Quote all of the data below exactly, please.

○ ○ ○

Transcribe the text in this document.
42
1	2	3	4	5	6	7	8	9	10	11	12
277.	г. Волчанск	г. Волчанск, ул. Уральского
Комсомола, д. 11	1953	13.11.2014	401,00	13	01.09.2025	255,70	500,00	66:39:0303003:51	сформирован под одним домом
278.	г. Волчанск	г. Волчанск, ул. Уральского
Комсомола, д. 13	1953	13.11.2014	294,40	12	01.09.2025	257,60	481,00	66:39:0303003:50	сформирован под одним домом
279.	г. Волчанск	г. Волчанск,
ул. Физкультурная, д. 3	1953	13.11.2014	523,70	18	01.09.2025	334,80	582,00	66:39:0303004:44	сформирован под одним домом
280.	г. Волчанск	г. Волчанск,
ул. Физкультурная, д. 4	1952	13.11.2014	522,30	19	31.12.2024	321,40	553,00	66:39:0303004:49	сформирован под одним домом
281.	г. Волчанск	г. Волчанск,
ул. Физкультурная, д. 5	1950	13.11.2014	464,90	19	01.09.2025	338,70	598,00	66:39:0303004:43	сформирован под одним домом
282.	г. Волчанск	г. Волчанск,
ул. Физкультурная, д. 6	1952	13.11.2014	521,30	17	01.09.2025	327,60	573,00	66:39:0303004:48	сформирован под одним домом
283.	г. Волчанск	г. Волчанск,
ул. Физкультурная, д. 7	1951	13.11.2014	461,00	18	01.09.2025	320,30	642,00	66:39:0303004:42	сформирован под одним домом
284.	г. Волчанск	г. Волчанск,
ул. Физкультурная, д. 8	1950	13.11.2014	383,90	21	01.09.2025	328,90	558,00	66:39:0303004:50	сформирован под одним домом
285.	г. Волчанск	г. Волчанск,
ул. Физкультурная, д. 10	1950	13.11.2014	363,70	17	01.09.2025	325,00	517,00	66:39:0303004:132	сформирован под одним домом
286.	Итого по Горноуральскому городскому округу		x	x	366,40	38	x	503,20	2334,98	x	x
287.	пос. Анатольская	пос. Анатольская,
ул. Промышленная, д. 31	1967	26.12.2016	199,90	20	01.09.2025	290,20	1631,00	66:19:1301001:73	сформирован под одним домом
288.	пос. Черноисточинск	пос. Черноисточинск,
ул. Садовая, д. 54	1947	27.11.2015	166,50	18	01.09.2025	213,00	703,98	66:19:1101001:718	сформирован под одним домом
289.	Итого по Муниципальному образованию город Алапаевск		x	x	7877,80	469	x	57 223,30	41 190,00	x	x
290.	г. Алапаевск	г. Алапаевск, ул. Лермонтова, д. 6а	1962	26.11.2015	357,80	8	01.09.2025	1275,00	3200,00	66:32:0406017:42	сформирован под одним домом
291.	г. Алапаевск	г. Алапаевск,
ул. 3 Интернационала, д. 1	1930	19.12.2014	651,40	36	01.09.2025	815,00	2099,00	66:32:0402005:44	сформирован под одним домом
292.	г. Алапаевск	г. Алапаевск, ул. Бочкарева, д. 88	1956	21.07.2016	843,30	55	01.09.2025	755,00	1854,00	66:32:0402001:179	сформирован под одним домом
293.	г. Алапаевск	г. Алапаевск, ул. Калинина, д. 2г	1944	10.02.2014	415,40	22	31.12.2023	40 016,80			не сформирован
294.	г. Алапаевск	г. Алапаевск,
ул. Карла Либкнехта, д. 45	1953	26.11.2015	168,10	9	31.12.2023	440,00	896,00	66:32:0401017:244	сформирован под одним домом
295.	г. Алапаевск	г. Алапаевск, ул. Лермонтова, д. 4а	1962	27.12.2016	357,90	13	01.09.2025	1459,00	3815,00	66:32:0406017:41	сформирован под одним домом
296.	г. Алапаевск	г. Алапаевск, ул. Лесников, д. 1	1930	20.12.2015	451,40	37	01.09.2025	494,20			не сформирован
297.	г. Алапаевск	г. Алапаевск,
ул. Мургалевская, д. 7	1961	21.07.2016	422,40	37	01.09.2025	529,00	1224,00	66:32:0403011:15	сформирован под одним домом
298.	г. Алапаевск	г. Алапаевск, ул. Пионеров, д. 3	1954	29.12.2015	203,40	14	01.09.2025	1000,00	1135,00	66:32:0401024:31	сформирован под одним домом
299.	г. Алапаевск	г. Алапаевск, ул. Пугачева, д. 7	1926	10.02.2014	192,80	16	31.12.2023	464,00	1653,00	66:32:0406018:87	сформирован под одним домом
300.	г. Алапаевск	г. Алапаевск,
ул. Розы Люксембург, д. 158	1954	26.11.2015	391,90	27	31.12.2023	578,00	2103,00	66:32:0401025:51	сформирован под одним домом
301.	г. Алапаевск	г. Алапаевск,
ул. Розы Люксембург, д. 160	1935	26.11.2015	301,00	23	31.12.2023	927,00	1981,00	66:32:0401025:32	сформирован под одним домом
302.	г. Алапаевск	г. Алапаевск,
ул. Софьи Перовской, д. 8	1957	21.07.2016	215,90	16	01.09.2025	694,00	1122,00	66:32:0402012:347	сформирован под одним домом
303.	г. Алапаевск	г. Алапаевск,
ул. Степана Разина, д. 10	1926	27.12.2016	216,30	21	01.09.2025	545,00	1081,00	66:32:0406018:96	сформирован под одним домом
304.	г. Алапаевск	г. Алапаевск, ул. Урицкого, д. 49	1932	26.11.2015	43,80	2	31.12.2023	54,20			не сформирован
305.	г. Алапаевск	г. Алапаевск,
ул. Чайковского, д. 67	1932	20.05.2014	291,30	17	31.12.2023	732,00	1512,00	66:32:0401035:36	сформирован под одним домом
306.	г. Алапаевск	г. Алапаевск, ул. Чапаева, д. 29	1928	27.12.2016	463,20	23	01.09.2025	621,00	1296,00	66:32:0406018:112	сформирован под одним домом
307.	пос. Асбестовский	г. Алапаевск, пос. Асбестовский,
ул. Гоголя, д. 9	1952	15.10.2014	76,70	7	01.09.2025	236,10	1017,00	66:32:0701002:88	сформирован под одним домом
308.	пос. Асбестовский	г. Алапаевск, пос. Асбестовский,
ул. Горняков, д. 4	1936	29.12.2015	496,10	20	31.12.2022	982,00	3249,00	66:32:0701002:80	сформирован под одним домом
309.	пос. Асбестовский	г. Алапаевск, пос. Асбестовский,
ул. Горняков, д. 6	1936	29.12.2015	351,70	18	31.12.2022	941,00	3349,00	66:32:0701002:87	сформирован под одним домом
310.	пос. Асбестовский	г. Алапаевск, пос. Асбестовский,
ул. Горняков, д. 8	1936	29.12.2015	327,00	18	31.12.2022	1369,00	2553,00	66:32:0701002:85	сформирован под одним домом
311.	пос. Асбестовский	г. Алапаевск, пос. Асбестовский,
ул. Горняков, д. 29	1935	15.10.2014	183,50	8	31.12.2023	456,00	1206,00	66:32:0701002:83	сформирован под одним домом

○ ○ ○

> [THE RESPONSE]
Transcribe the text in this document.
42
1	2	3	4	5	6	7	8	9	10	11	12
277.	г. Волчанск	г. Волчанск, ул. Уральского
Комсомола, д. 11	1953	13.11.2014	401,00	13	01.09.2025	255,70	500,00	66:39:0303003:51	сформирован под одним домом
278.	г. Волчанск	г. Волчанск, ул. Уральского
Комсомола, д. 13	1953	13.11.2014	294,40	12	01.09.2025	257,60	481,00	66:39:0303003:50	сформирован под одним домом
279.	г. Волчанск	г. Волчанск,
ул. Физкультурная, д. 3	1953	13.11.2014	523,70	18	01.09.2025	334,80	582,00	66:39:0303004:44	сформирован под одним домом
280.	г. Волчанск	г. Волчанск,
ул. Физкультурная, д. 4	1952	13.11.2014	522,30	19	31.12.2024	321,40	553,00	66:39:0303004:49	сформирован под одним домом
281.	г. Волчанск	г. Волчанск,
ул. Физкультурная, д. 5	1950	13.11.2014	464,90	19	01.09.2025	338,70	598,00	66:39:0303004:43	сформирован под одним домом
282.	г. Волчанск	г. Волчанск,
ул. Физкультурная, д. 6	1952	13.11.2014	521,30	17	01.09.2025	327,60	573,00	66:39:0303004:48	сформирован под одним домом
283.	г. Волчанск	г. Волчанск,
ул. Физкультурная, д. 7	1951	13.11.2014	461,00	18	01.09.2025	320,30	642,00	66:39:0303004:42	сформирован под одним домом
284.	г. Волчанск	г. Волчанск,
ул. Физкультурная, д. 8	1950	13.11.2014	383,90	21	01.09.2025	328,90	558,00	66:39:0303004:50	сформирован под одним домом
285.	г. Волчанск	г. Волчанск,
ул. Физкультурная, д. 10	1950	13.11.2014	363,70	17	01.09.2025	325,00	517,00	66:39:0303004:132	сформирован под одним домом
286.	Итого по Горноуральскому городскому округу		x	x	366,40	38	x	503,20	2334,98	x	x
287.	пос. Анатольская	пос. Анатольская,
ул. Промышленная, д. 31	1967	26.12.2016	199,90	20	01.09.2025	290,20	1631,00	66:19:1301001:73	сформирован под одним домом
288.	пос. Черноисточинск	пос. Черноисточинск,
ул. Садовая, д. 54	1947	27.11.2015	166,50	18	01.09.2025	213,00	703,98	66:19:1101001:718	сформирован под одним домом
289.	Итого по Муниципальному образованию город Алапаевск		x	x	7877,80	469	x	57 223,30	41 190,00	x	x
290.	г. Алапаевск	г. Алапаевск, ул. Лермонтова, д. 6а	1962	26.11.2015	357,80	8	01.09.2025	1275,00	3200,00	66:32:0406017:42	сформирован под одним домом
291.	г. Алапаевск	г. Алапаевск,
ул. 3 Интернационала, д. 1	1930	19.12.2014	651,40	36	01.09.2025	815,00	2099,00	66:32:0402005:44	сформирован под одним домом
292.	г. Алапаевск	г. Алапаевск, ул. Бочкарева, д. 88	1956	21.07.2016	843,30	55	01.09.2025	755,00	1854,00	66:32:0402001:179	сформирован под одним домом
293.	г. Алапаевск	г. Алапаевск, ул. Калинина, д. 2г	1944	10.02.2014	415,40	22	31.12.2023	40 016,80			не сформирован
294.	г. Алапаевск	г. Алапаевск,
ул. Карла Либкнехта, д. 45	1953	26.11.2015	168,10	9	31.12.2023	440,00	896,00	66:32:0401017:244	сформирован под одним домом
295.	г. Алапаевск	г. Алапаевск, ул. Лермонтова, д. 4а	1962	27.12.2016	357,90	13	01.09.2025	1459,00	3815,00	66:32:0406017:41	сформирован под одним домом
296.	г. Алапаевск	г. Алапаевск, ул. Лесников, д. 1	1930	20.12.2015	451,40	37	01.09.2025	494,20			не сформирован
297.	г. Алапаевск	г. Алапаевск,
ул. Мургалевская, д. 7	1961	21.07.2016	422,40	37	01.09.2025	529,00	1224,00	66:32:0403011:15	сформирован под одним домом
298.	г. Алапаевск	г. Алапаевск, ул. Пионеров, д. 3	1954	29.12.2015	203,40	14	01.09.2025	1000,00	1135,00	66:32:0401024:31	сформирован под одним домом
299.	г. Алапаевск	г. Алапаевск, ул. Пугачева, д. 7	1926	10.02.2014	192,80	16	31.12.2023	464,00	1653,00	66:32:0406018:87	сформирован под одним домом
300.	г. Алапаевск	г. Алапаевск,
ул. Розы Люксембург, д. 158	1954	26.11.2015	391,90	27	31.12.2023	578,00	2103,00	66:32:0401025:51	сформирован под одним домом
301.	г. Алапаевск	г. Алапаевск,
ул. Розы Люксембург, д. 160	1935	26.11.2015	301,00	23	31.12.2023	927,00	1981,00	66:32:0401025:32	сформирован под одним домом
302.	г. Алапаевск	г. Алапаевск,
ул. Софьи Перовской, д. 8	1957	21.07.2016	215,90	16	01.09.2025	694,00	1122,00	66:32:0402012:347	сформирован под одним домом
303.	г. Алапаевск	г. Алапаевск,
ул. Степана Разина, д. 10	1926	27.12.2016	216,30	21	01.09.2025	545,00	1081,00	66:32:0406018:96	сформирован под одним домом
304.	г. Алапаевск	г. Алапаевск, ул. Урицкого, д. 49	1932	26.11.2015	43,80	2	31.12.2023	54,20			не сформирован
305.	г. Алапаевск	г. Алапаевск,
ул. Чайковского, д. 67	1932	20.05.2014	291,30	17	31.12.2023	732,00	1512,00	66:32:0401035:36	сформирован под одним домом
306.	г. Алапаевск	г. Алапаевск, ул. Чапаева, д. 29	1928	27.12.2016	463,20	23	01.09.2025	621,00	1296,00	66:32:0406018:112	сформирован под одним домом
307.	пос. Асбестовский	г. Алапаевск, пос. Асбестовский,
ул. Гоголя, д. 9	1952	15.10.2014	76,70	7	01.09.2025	236,10	1017,00	66:32:0701002:88	сформирован под одним домом
308.	пос. Асбестовский	г. Алапаевск, пос. Асбестовский,
ул. Горняков, д. 4	1936	29.12.2015	496,10	20	31.12.2022	982,00	3249,00	66:32:0701002:80	сформирован под одним домом
309.	пос. Асбестовский	г. Алапаевск, пос. Асбестовский,
ул. Горняков, д. 6	1936	29.12.2015	351,70	18	31.12.2022	941,00	3349,00	66:32:0701002:87	сформирован под одним домом
310.	пос. Асбестовский	г. Алапаевск, пос. Асбестовский,
ул. Горняков, д. 8	1936	29.12.2015	327,00	18	31.12.2022	1369,00	2553,00	66:32:0701002:85	сформирован под одним домом
311.	пос. Асбестовский	г. Алапаевск, пос. Асбестовский,
ул. Горняков, д. 29	1935	15.10.2014	183,50	8	31.12.2023	456,00	1206,00	66:32:0701002:83	сформирован под одним домом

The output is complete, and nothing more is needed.